Stored entries
════════════════════

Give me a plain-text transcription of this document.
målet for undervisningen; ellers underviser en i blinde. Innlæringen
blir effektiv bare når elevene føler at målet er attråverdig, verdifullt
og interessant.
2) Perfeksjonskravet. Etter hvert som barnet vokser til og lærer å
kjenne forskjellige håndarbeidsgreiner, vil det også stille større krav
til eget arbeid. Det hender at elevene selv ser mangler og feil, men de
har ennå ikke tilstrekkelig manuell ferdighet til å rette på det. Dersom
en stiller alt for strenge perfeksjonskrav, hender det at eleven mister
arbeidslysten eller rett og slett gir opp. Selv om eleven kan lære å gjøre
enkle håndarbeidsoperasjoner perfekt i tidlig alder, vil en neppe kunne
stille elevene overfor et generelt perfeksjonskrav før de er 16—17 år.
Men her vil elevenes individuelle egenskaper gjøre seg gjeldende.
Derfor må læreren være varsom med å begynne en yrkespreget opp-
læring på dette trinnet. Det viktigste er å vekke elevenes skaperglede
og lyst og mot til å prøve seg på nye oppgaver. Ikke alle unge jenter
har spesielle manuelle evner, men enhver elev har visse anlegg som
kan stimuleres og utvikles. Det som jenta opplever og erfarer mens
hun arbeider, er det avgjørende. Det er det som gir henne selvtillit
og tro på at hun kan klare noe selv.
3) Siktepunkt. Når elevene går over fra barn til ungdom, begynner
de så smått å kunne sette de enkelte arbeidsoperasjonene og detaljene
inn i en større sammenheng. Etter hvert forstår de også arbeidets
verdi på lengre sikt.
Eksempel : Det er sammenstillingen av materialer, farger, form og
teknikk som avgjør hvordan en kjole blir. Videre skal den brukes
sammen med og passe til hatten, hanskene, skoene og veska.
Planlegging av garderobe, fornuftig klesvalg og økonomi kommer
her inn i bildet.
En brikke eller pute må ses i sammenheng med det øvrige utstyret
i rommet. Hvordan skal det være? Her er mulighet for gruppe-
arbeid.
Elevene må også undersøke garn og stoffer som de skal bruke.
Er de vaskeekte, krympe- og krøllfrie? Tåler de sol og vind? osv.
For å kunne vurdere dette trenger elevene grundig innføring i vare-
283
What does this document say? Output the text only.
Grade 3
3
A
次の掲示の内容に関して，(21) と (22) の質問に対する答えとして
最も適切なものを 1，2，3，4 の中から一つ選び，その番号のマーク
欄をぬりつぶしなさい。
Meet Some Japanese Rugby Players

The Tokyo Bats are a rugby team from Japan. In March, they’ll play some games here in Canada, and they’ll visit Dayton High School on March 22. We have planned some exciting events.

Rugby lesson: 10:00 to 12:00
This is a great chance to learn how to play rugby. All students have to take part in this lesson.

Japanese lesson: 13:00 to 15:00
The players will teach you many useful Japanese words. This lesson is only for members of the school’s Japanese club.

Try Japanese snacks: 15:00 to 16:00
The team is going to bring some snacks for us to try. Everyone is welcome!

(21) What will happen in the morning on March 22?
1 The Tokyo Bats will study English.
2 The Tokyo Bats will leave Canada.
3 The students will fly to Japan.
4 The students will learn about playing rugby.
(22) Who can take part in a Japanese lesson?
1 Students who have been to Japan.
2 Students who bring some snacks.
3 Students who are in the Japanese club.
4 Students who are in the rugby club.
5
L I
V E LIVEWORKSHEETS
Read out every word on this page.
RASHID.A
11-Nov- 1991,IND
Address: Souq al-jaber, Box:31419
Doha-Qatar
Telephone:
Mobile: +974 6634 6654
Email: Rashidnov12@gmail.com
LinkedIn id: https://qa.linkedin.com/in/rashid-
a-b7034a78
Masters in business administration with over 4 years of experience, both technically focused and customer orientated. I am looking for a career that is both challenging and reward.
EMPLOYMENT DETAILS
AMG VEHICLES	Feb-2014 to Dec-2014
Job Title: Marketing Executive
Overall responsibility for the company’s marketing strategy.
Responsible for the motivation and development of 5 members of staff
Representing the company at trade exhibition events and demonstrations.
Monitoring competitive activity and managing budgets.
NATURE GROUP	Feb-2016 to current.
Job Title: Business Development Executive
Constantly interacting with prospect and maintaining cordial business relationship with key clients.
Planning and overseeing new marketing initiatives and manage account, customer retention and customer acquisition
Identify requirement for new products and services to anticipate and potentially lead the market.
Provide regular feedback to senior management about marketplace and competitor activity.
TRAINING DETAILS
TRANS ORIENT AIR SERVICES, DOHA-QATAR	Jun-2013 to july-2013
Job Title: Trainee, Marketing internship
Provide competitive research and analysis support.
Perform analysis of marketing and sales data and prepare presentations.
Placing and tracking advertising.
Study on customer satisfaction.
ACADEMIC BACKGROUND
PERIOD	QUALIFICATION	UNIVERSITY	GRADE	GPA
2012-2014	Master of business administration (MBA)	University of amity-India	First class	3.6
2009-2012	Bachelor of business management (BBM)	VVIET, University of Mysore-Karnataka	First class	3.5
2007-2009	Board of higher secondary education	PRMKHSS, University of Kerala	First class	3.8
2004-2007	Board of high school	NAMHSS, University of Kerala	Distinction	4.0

════════════════════

Return all of the entries exactly as written.

Result for this exercise:
Give me a plain-text transcription of this document.
målet for undervisningen; ellers underviser en i blinde. Innlæringen
blir effektiv bare når elevene føler at målet er attråverdig, verdifullt
og interessant.
2) Perfeksjonskravet. Etter hvert som barnet vokser til og lærer å
kjenne forskjellige håndarbeidsgreiner, vil det også stille større krav
til eget arbeid. Det hender at elevene selv ser mangler og feil, men de
har ennå ikke tilstrekkelig manuell ferdighet til å rette på det. Dersom
en stiller alt for strenge perfeksjonskrav, hender det at eleven mister
arbeidslysten eller rett og slett gir opp. Selv om eleven kan lære å gjøre
enkle håndarbeidsoperasjoner perfekt i tidlig alder, vil en neppe kunne
stille elevene overfor et generelt perfeksjonskrav før de er 16—17 år.
Men her vil elevenes individuelle egenskaper gjøre seg gjeldende.
Derfor må læreren være varsom med å begynne en yrkespreget opp-
læring på dette trinnet. Det viktigste er å vekke elevenes skaperglede
og lyst og mot til å prøve seg på nye oppgaver. Ikke alle unge jenter
har spesielle manuelle evner, men enhver elev har visse anlegg som
kan stimuleres og utvikles. Det som jenta opplever og erfarer mens
hun arbeider, er det avgjørende. Det er det som gir henne selvtillit
og tro på at hun kan klare noe selv.
3) Siktepunkt. Når elevene går over fra barn til ungdom, begynner
de så smått å kunne sette de enkelte arbeidsoperasjonene og detaljene
inn i en større sammenheng. Etter hvert forstår de også arbeidets
verdi på lengre sikt.
Eksempel : Det er sammenstillingen av materialer, farger, form og
teknikk som avgjør hvordan en kjole blir. Videre skal den brukes
sammen med og passe til hatten, hanskene, skoene og veska.
Planlegging av garderobe, fornuftig klesvalg og økonomi kommer
her inn i bildet.
En brikke eller pute må ses i sammenheng med det øvrige utstyret
i rommet. Hvordan skal det være? Her er mulighet for gruppe-
arbeid.
Elevene må også undersøke garn og stoffer som de skal bruke.
Er de vaskeekte, krympe- og krøllfrie? Tåler de sol og vind? osv.
For å kunne vurdere dette trenger elevene grundig innføring i vare-
283
What does this document say? Output the text only.
Grade 3
3
A
次の掲示の内容に関して，(21) と (22) の質問に対する答えとして
最も適切なものを 1，2，3，4 の中から一つ選び，その番号のマーク
欄をぬりつぶしなさい。
Meet Some Japanese Rugby Players

The Tokyo Bats are a rugby team from Japan. In March, they’ll play some games here in Canada, and they’ll visit Dayton High School on March 22. We have planned some exciting events.

Rugby lesson: 10:00 to 12:00
This is a great chance to learn how to play rugby. All students have to take part in this lesson.

Japanese lesson: 13:00 to 15:00
The players will teach you many useful Japanese words. This lesson is only for members of the school’s Japanese club.

Try Japanese snacks: 15:00 to 16:00
The team is going to bring some snacks for us to try. Everyone is welcome!

(21) What will happen in the morning on March 22?
1 The Tokyo Bats will study English.
2 The Tokyo Bats will leave Canada.
3 The students will fly to Japan.
4 The students will learn about playing rugby.
(22) Who can take part in a Japanese lesson?
1 Students who have been to Japan.
2 Students who bring some snacks.
3 Students who are in the Japanese club.
4 Students who are in the rugby club.
5
L I
V E LIVEWORKSHEETS
Read out every word on this page.
RASHID.A
11-Nov- 1991,IND
Address: Souq al-jaber, Box:31419
Doha-Qatar
Telephone:
Mobile: +974 6634 6654
Email: Rashidnov12@gmail.com
LinkedIn id: https://qa.linkedin.com/in/rashid-
a-b7034a78
Masters in business administration with over 4 years of experience, both technically focused and customer orientated. I am looking for a career that is both challenging and reward.
EMPLOYMENT DETAILS
AMG VEHICLES	Feb-2014 to Dec-2014
Job Title: Marketing Executive
Overall responsibility for the company’s marketing strategy.
Responsible for the motivation and development of 5 members of staff
Representing the company at trade exhibition events and demonstrations.
Monitoring competitive activity and managing budgets.
NATURE GROUP	Feb-2016 to current.
Job Title: Business Development Executive
Constantly interacting with prospect and maintaining cordial business relationship with key clients.
Planning and overseeing new marketing initiatives and manage account, customer retention and customer acquisition
Identify requirement for new products and services to anticipate and potentially lead the market.
Provide regular feedback to senior management about marketplace and competitor activity.
TRAINING DETAILS
TRANS ORIENT AIR SERVICES, DOHA-QATAR	Jun-2013 to july-2013
Job Title: Trainee, Marketing internship
Provide competitive research and analysis support.
Perform analysis of marketing and sales data and prepare presentations.
Placing and tracking advertising.
Study on customer satisfaction.
ACADEMIC BACKGROUND
PERIOD	QUALIFICATION	UNIVERSITY	GRADE	GPA
2012-2014	Master of business administration (MBA)	University of amity-India	First class	3.6
2009-2012	Bachelor of business management (BBM)	VVIET, University of Mysore-Karnataka	First class	3.5
2007-2009	Board of higher secondary education	PRMKHSS, University of Kerala	First class	3.8
2004-2007	Board of high school	NAMHSS, University of Kerala	Distinction	4.0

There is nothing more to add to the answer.